• _Problem to work on_: Transcribe the records exactly. Pictures do not belong in the transcription.

• _Stored records_:
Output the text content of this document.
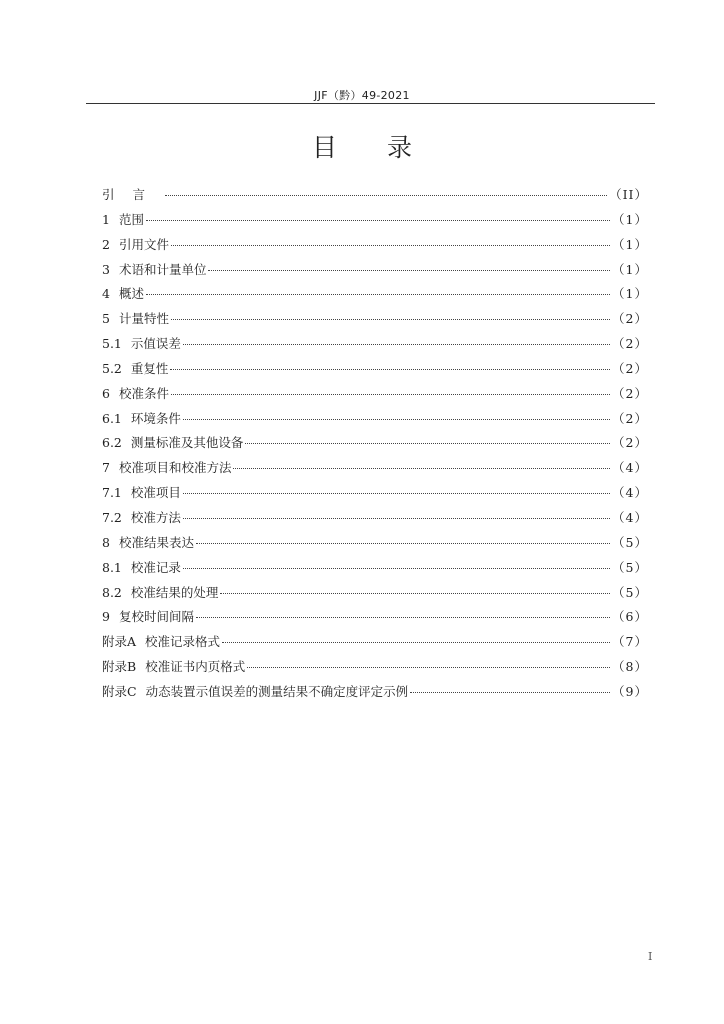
JJF（黔）49-2021
目 录
引言	（II）
1 范围	（1）
2 引用文件	（1）
3 术语和计量单位	（1）
4 概述	（1）
5 计量特性	（2）
5.1 示值误差	（2）
5.2 重复性	（2）
6 校准条件	（2）
6.1 环境条件	（2）
6.2 测量标准及其他设备	（2）
7 校准项目和校准方法	（4）
7.1 校准项目	（4）
7.2 校准方法	（4）
8 校准结果表达	（5）
8.1 校准记录	（5）
8.2 校准结果的处理	（5）
9 复校时间间隔	（6）
附录A 校准记录格式	（7）
附录B 校准证书内页格式	（8）
附录C 动态装置示值误差的测量结果不确定度评定示例	（9）
I
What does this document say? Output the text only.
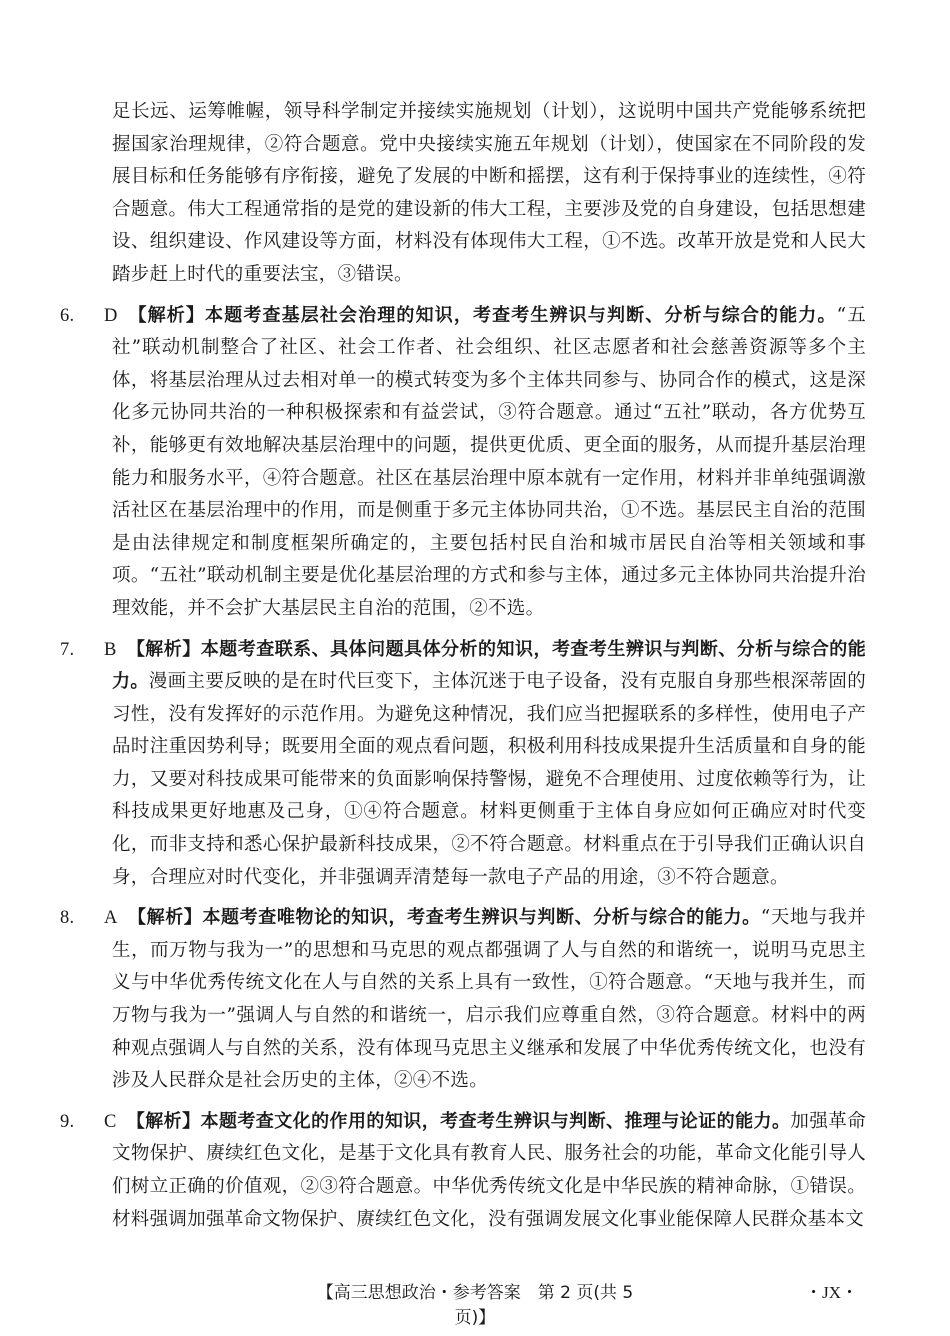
足长远、运筹帷幄，领导科学制定并接续实施规划（计划），这说明中国共产党能够系统把握国家治理规律，②符合题意。党中央接续实施五年规划（计划），使国家在不同阶段的发展目标和任务能够有序衔接，避免了发展的中断和摇摆，这有利于保持事业的连续性，④符合题意。伟大工程通常指的是党的建设新的伟大工程，主要涉及党的自身建设，包括思想建设、组织建设、作风建设等方面，材料没有体现伟大工程，①不选。改革开放是党和人民大踏步赶上时代的重要法宝，③错误。

6. D 【解析】本题考查基层社会治理的知识，考查考生辨识与判断、分析与综合的能力。“五社”联动机制整合了社区、社会工作者、社会组织、社区志愿者和社会慈善资源等多个主体，将基层治理从过去相对单一的模式转变为多个主体共同参与、协同合作的模式，这是深化多元协同共治的一种积极探索和有益尝试，③符合题意。通过“五社”联动，各方优势互补，能够更有效地解决基层治理中的问题，提供更优质、更全面的服务，从而提升基层治理能力和服务水平，④符合题意。社区在基层治理中原本就有一定作用，材料并非单纯强调激活社区在基层治理中的作用，而是侧重于多元主体协同共治，①不选。基层民主自治的范围是由法律规定和制度框架所确定的，主要包括村民自治和城市居民自治等相关领域和事项。“五社”联动机制主要是优化基层治理的方式和参与主体，通过多元主体协同共治提升治理效能，并不会扩大基层民主自治的范围，②不选。

7. B 【解析】本题考查联系、具体问题具体分析的知识，考查考生辨识与判断、分析与综合的能力。漫画主要反映的是在时代巨变下，主体沉迷于电子设备，没有克服自身那些根深蒂固的习性，没有发挥好的示范作用。为避免这种情况，我们应当把握联系的多样性，使用电子产品时注重因势利导；既要用全面的观点看问题，积极利用科技成果提升生活质量和自身的能力，又要对科技成果可能带来的负面影响保持警惕，避免不合理使用、过度依赖等行为，让科技成果更好地惠及己身，①④符合题意。材料更侧重于主体自身应如何正确应对时代变化，而非支持和悉心保护最新科技成果，②不符合题意。材料重点在于引导我们正确认识自身，合理应对时代变化，并非强调弄清楚每一款电子产品的用途，③不符合题意。

8. A 【解析】本题考查唯物论的知识，考查考生辨识与判断、分析与综合的能力。“天地与我并生，而万物与我为一”的思想和马克思的观点都强调了人与自然的和谐统一，说明马克思主义与中华优秀传统文化在人与自然的关系上具有一致性，①符合题意。“天地与我并生，而万物与我为一”强调人与自然的和谐统一，启示我们应尊重自然，③符合题意。材料中的两种观点强调人与自然的关系，没有体现马克思主义继承和发展了中华优秀传统文化，也没有涉及人民群众是社会历史的主体，②④不选。

9. C 【解析】本题考查文化的作用的知识，考查考生辨识与判断、推理与论证的能力。加强革命文物保护、赓续红色文化，是基于文化具有教育人民、服务社会的功能，革命文化能引导人们树立正确的价值观，②③符合题意。中华优秀传统文化是中华民族的精神命脉，①错误。材料强调加强革命文物保护、赓续红色文化，没有强调发展文化事业能保障人民群众基本文

【高三思想政治・参考答案　第 2 页(共 5 页)】
・JX・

• _Result of the task_:
Output the text content of this document.
JJF（黔）49-2021
目 录
引言	（II）
1 范围	（1）
2 引用文件	（1）
3 术语和计量单位	（1）
4 概述	（1）
5 计量特性	（2）
5.1 示值误差	（2）
5.2 重复性	（2）
6 校准条件	（2）
6.1 环境条件	（2）
6.2 测量标准及其他设备	（2）
7 校准项目和校准方法	（4）
7.1 校准项目	（4）
7.2 校准方法	（4）
8 校准结果表达	（5）
8.1 校准记录	（5）
8.2 校准结果的处理	（5）
9 复校时间间隔	（6）
附录A 校准记录格式	（7）
附录B 校准证书内页格式	（8）
附录C 动态装置示值误差的测量结果不确定度评定示例	（9）
I
What does this document say? Output the text only.
足长远、运筹帷幄，领导科学制定并接续实施规划（计划），这说明中国共产党能够系统把握国家治理规律，②符合题意。党中央接续实施五年规划（计划），使国家在不同阶段的发展目标和任务能够有序衔接，避免了发展的中断和摇摆，这有利于保持事业的连续性，④符合题意。伟大工程通常指的是党的建设新的伟大工程，主要涉及党的自身建设，包括思想建设、组织建设、作风建设等方面，材料没有体现伟大工程，①不选。改革开放是党和人民大踏步赶上时代的重要法宝，③错误。

6. D 【解析】本题考查基层社会治理的知识，考查考生辨识与判断、分析与综合的能力。“五社”联动机制整合了社区、社会工作者、社会组织、社区志愿者和社会慈善资源等多个主体，将基层治理从过去相对单一的模式转变为多个主体共同参与、协同合作的模式，这是深化多元协同共治的一种积极探索和有益尝试，③符合题意。通过“五社”联动，各方优势互补，能够更有效地解决基层治理中的问题，提供更优质、更全面的服务，从而提升基层治理能力和服务水平，④符合题意。社区在基层治理中原本就有一定作用，材料并非单纯强调激活社区在基层治理中的作用，而是侧重于多元主体协同共治，①不选。基层民主自治的范围是由法律规定和制度框架所确定的，主要包括村民自治和城市居民自治等相关领域和事项。“五社”联动机制主要是优化基层治理的方式和参与主体，通过多元主体协同共治提升治理效能，并不会扩大基层民主自治的范围，②不选。

7. B 【解析】本题考查联系、具体问题具体分析的知识，考查考生辨识与判断、分析与综合的能力。漫画主要反映的是在时代巨变下，主体沉迷于电子设备，没有克服自身那些根深蒂固的习性，没有发挥好的示范作用。为避免这种情况，我们应当把握联系的多样性，使用电子产品时注重因势利导；既要用全面的观点看问题，积极利用科技成果提升生活质量和自身的能力，又要对科技成果可能带来的负面影响保持警惕，避免不合理使用、过度依赖等行为，让科技成果更好地惠及己身，①④符合题意。材料更侧重于主体自身应如何正确应对时代变化，而非支持和悉心保护最新科技成果，②不符合题意。材料重点在于引导我们正确认识自身，合理应对时代变化，并非强调弄清楚每一款电子产品的用途，③不符合题意。

8. A 【解析】本题考查唯物论的知识，考查考生辨识与判断、分析与综合的能力。“天地与我并生，而万物与我为一”的思想和马克思的观点都强调了人与自然的和谐统一，说明马克思主义与中华优秀传统文化在人与自然的关系上具有一致性，①符合题意。“天地与我并生，而万物与我为一”强调人与自然的和谐统一，启示我们应尊重自然，③符合题意。材料中的两种观点强调人与自然的关系，没有体现马克思主义继承和发展了中华优秀传统文化，也没有涉及人民群众是社会历史的主体，②④不选。

9. C 【解析】本题考查文化的作用的知识，考查考生辨识与判断、推理与论证的能力。加强革命文物保护、赓续红色文化，是基于文化具有教育人民、服务社会的功能，革命文化能引导人们树立正确的价值观，②③符合题意。中华优秀传统文化是中华民族的精神命脉，①错误。材料强调加强革命文物保护、赓续红色文化，没有强调发展文化事业能保障人民群众基本文

【高三思想政治・参考答案　第 2 页(共 5 页)】
・JX・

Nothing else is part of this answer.